(Recorded data)

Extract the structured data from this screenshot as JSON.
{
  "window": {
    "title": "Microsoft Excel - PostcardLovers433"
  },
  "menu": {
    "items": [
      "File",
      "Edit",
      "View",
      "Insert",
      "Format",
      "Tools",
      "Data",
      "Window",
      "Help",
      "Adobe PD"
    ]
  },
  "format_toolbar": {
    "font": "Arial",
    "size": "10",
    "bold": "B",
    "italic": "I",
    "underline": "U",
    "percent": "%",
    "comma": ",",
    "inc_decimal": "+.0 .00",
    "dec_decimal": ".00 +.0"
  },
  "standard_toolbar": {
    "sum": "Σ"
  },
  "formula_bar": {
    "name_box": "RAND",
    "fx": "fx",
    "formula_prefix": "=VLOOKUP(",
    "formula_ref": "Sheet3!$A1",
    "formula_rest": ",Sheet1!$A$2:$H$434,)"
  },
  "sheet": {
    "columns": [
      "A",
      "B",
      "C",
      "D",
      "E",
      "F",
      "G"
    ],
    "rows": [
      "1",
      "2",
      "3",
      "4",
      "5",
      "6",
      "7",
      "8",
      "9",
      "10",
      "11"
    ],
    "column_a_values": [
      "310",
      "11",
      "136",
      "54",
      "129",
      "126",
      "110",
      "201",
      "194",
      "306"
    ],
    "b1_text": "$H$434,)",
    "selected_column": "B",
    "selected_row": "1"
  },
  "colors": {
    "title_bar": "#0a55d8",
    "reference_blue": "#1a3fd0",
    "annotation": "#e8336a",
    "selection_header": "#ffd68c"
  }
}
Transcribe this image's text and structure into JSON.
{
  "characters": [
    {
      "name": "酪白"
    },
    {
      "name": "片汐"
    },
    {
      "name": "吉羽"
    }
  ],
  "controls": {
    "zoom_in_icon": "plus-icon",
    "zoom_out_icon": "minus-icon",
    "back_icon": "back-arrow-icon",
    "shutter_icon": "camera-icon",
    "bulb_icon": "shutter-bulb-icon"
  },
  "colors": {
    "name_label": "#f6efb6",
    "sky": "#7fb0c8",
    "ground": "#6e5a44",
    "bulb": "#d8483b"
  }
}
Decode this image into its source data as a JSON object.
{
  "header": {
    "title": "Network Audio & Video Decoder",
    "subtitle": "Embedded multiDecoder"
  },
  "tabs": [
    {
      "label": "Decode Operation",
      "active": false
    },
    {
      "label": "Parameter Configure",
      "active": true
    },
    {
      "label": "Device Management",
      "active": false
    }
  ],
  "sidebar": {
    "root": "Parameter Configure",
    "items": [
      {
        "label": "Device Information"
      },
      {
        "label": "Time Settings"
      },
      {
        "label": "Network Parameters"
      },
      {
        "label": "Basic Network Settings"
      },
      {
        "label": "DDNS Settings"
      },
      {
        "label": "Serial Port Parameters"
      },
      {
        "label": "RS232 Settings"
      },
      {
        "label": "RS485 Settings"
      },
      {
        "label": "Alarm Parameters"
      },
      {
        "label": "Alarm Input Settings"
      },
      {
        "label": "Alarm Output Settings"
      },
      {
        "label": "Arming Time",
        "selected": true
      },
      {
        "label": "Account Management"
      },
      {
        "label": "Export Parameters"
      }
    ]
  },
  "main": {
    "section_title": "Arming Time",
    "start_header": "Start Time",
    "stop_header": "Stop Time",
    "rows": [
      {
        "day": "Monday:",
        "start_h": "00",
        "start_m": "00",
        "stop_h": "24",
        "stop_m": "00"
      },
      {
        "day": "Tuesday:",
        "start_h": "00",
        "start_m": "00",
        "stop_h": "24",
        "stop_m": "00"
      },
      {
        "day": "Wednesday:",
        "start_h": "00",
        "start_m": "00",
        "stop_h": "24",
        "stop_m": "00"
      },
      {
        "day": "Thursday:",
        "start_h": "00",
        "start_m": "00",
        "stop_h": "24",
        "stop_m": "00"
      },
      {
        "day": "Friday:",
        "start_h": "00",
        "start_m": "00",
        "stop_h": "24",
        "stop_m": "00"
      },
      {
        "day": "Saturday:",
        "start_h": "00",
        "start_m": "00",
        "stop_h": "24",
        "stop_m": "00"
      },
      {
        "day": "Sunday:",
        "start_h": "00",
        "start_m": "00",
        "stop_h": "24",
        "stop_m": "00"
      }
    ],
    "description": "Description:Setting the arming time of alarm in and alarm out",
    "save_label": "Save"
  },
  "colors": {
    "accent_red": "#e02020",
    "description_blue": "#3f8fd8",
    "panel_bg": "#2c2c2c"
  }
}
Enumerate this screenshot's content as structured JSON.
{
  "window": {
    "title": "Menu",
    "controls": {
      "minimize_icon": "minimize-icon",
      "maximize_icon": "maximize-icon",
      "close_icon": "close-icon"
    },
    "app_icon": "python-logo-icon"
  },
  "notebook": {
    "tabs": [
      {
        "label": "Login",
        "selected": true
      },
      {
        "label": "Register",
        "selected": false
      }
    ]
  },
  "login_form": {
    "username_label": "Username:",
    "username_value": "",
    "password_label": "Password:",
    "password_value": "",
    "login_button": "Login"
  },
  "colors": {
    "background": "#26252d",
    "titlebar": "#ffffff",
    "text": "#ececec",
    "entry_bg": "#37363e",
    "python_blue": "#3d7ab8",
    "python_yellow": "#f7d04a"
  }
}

EXERCISE DESCRIPTION
Return the lines from the line containing "Enumerate this screenshot's" to the end of the entries above, exactly as they appear and with no other output.

THE OUTPUT
Enumerate this screenshot's content as structured JSON.
{
  "window": {
    "title": "Menu",
    "controls": {
      "minimize_icon": "minimize-icon",
      "maximize_icon": "maximize-icon",
      "close_icon": "close-icon"
    },
    "app_icon": "python-logo-icon"
  },
  "notebook": {
    "tabs": [
      {
        "label": "Login",
        "selected": true
      },
      {
        "label": "Register",
        "selected": false
      }
    ]
  },
  "login_form": {
    "username_label": "Username:",
    "username_value": "",
    "password_label": "Password:",
    "password_value": "",
    "login_button": "Login"
  },
  "colors": {
    "background": "#26252d",
    "titlebar": "#ffffff",
    "text": "#ececec",
    "entry_bg": "#37363e",
    "python_blue": "#3d7ab8",
    "python_yellow": "#f7d04a"
  }
}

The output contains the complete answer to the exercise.